- _To do_: Without the pictures, copy the entries below word for word.

(Figure dataset records)
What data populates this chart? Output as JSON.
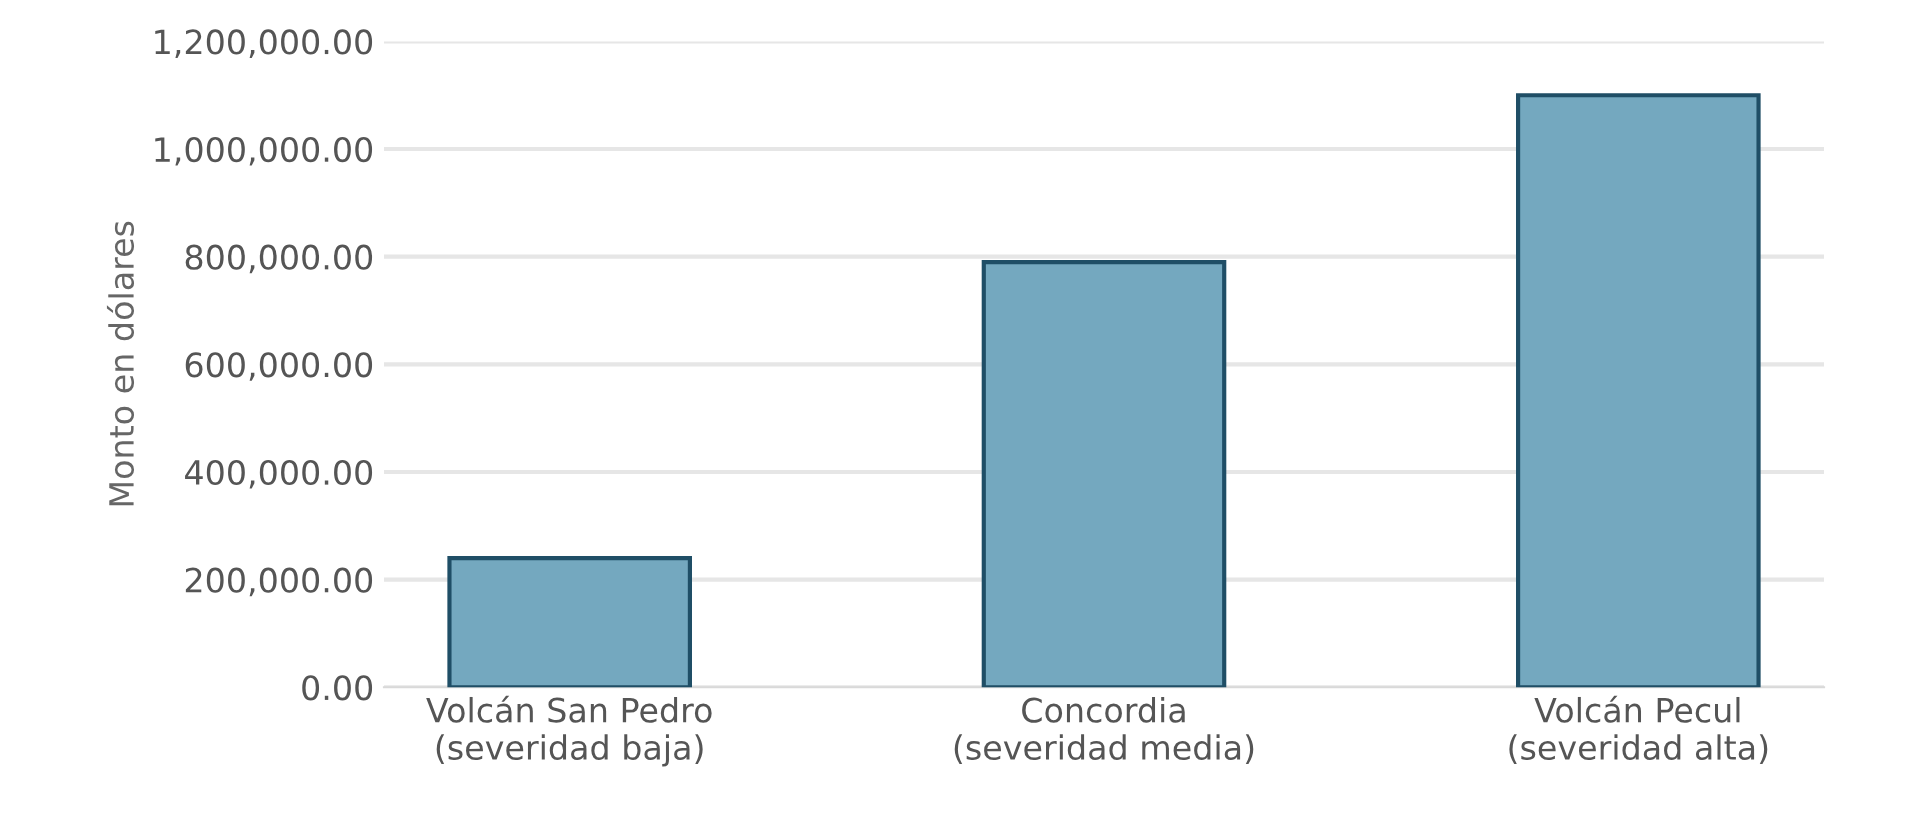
{
  "chart_data": {
    "type": "bar",
    "ylabel": "Monto en dólares",
    "categories": [
      "Volcán San Pedro\n(severidad baja)",
      "Concordia\n(severidad media)",
      "Volcán Pecul\n(severidad alta)"
    ],
    "values": [
      240000,
      790000,
      1100000
    ],
    "color": "#74a8bf",
    "ylim": [
      0,
      1200000
    ],
    "yticks": [
      {
        "value": 0,
        "label": "0.00"
      },
      {
        "value": 200000,
        "label": "200,000.00"
      },
      {
        "value": 400000,
        "label": "400,000.00"
      },
      {
        "value": 600000,
        "label": "600,000.00"
      },
      {
        "value": 800000,
        "label": "800,000.00"
      },
      {
        "value": 1000000,
        "label": "1,000,000.00"
      },
      {
        "value": 1200000,
        "label": "1,200,000.00"
      }
    ],
    "grid": "y"
  }
}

- _Reply_:
What data populates this chart? Output as JSON.
{
  "chart_data": {
    "type": "bar",
    "ylabel": "Monto en dólares",
    "categories": [
      "Volcán San Pedro\n(severidad baja)",
      "Concordia\n(severidad media)",
      "Volcán Pecul\n(severidad alta)"
    ],
    "values": [
      240000,
      790000,
      1100000
    ],
    "color": "#74a8bf",
    "ylim": [
      0,
      1200000
    ],
    "yticks": [
      {
        "value": 0,
        "label": "0.00"
      },
      {
        "value": 200000,
        "label": "200,000.00"
      },
      {
        "value": 400000,
        "label": "400,000.00"
      },
      {
        "value": 600000,
        "label": "600,000.00"
      },
      {
        "value": 800000,
        "label": "800,000.00"
      },
      {
        "value": 1000000,
        "label": "1,000,000.00"
      },
      {
        "value": 1200000,
        "label": "1,200,000.00"
      }
    ],
    "grid": "y"
  }
}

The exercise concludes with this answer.